::: MATERIAL PROVIDED :::
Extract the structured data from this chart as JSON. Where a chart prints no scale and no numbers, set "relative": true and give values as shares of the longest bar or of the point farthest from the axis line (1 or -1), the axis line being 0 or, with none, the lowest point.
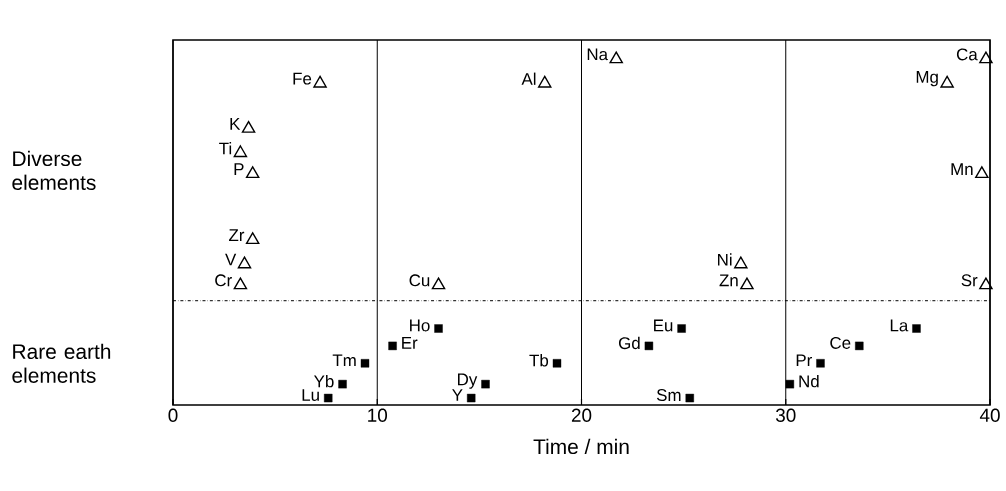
{
  "chart_data": {
    "type": "scatter",
    "xlabel": "Time / min",
    "xlim": [
      0,
      40
    ],
    "xticks": [
      0,
      10,
      20,
      30,
      40
    ],
    "relative": true,
    "grid": "x",
    "tick_labels": "x",
    "series": [
      {
        "color": "#000000",
        "marker": "triangle",
        "x": [
          21.7,
          39.8,
          7.2,
          18.2,
          37.9,
          3.7,
          3.3,
          3.9,
          39.6,
          3.9,
          3.5,
          27.8,
          3.3,
          13.0,
          28.1,
          39.8
        ],
        "values": [
          1,
          1,
          0.93,
          0.93,
          0.93,
          0.8,
          0.73,
          0.67,
          0.67,
          0.48,
          0.41,
          0.41,
          0.35,
          0.35,
          0.35,
          0.35
        ]
      },
      {
        "color": "#000000",
        "marker": "square",
        "x": [
          13.0,
          10.75,
          9.4,
          8.3,
          7.6,
          18.8,
          15.3,
          14.6,
          24.9,
          23.3,
          25.3,
          30.2,
          31.7,
          33.6,
          36.4
        ],
        "values": [
          0.22,
          0.17,
          0.12,
          0.06,
          0.02,
          0.12,
          0.06,
          0.02,
          0.22,
          0.17,
          0.02,
          0.06,
          0.12,
          0.17,
          0.22
        ]
      }
    ],
    "ref_lines": [
      {
        "axis": "y",
        "value": 0.3,
        "line_style": "dashdot"
      }
    ],
    "annotations": [
      "Diverse elements",
      "Rare earth elements",
      {
        "text": "Na",
        "x": 21.7,
        "y": 1
      },
      {
        "text": "Ca",
        "x": 39.8,
        "y": 1
      },
      {
        "text": "Fe",
        "x": 7.2,
        "y": 0.93
      },
      {
        "text": "Al",
        "x": 18.2,
        "y": 0.93
      },
      {
        "text": "Mg",
        "x": 37.9,
        "y": 0.93
      },
      {
        "text": "K",
        "x": 3.7,
        "y": 0.8
      },
      {
        "text": "Ti",
        "x": 3.3,
        "y": 0.73
      },
      {
        "text": "P",
        "x": 3.9,
        "y": 0.67
      },
      {
        "text": "Mn",
        "x": 39.6,
        "y": 0.67
      },
      {
        "text": "Zr",
        "x": 3.9,
        "y": 0.48
      },
      {
        "text": "V",
        "x": 3.5,
        "y": 0.41
      },
      {
        "text": "Ni",
        "x": 27.8,
        "y": 0.41
      },
      {
        "text": "Cr",
        "x": 3.3,
        "y": 0.35
      },
      {
        "text": "Cu",
        "x": 13.0,
        "y": 0.35
      },
      {
        "text": "Zn",
        "x": 28.1,
        "y": 0.35
      },
      {
        "text": "Sr",
        "x": 39.8,
        "y": 0.35
      },
      {
        "text": "Ho",
        "x": 13.0,
        "y": 0.22
      },
      {
        "text": "Er",
        "x": 10.75,
        "y": 0.17
      },
      {
        "text": "Tm",
        "x": 9.4,
        "y": 0.12
      },
      {
        "text": "Yb",
        "x": 8.3,
        "y": 0.06
      },
      {
        "text": "Lu",
        "x": 7.6,
        "y": 0.02
      },
      {
        "text": "Tb",
        "x": 18.8,
        "y": 0.12
      },
      {
        "text": "Dy",
        "x": 15.3,
        "y": 0.06
      },
      {
        "text": "Y",
        "x": 14.6,
        "y": 0.02
      },
      {
        "text": "Eu",
        "x": 24.9,
        "y": 0.22
      },
      {
        "text": "Gd",
        "x": 23.3,
        "y": 0.17
      },
      {
        "text": "Sm",
        "x": 25.3,
        "y": 0.02
      },
      {
        "text": "Nd",
        "x": 30.2,
        "y": 0.06
      },
      {
        "text": "Pr",
        "x": 31.7,
        "y": 0.12
      },
      {
        "text": "Ce",
        "x": 33.6,
        "y": 0.17
      },
      {
        "text": "La",
        "x": 36.4,
        "y": 0.22
      }
    ]
  }
}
:::
Tell how many lines of the data above hold the string "elements". Give only the number.

2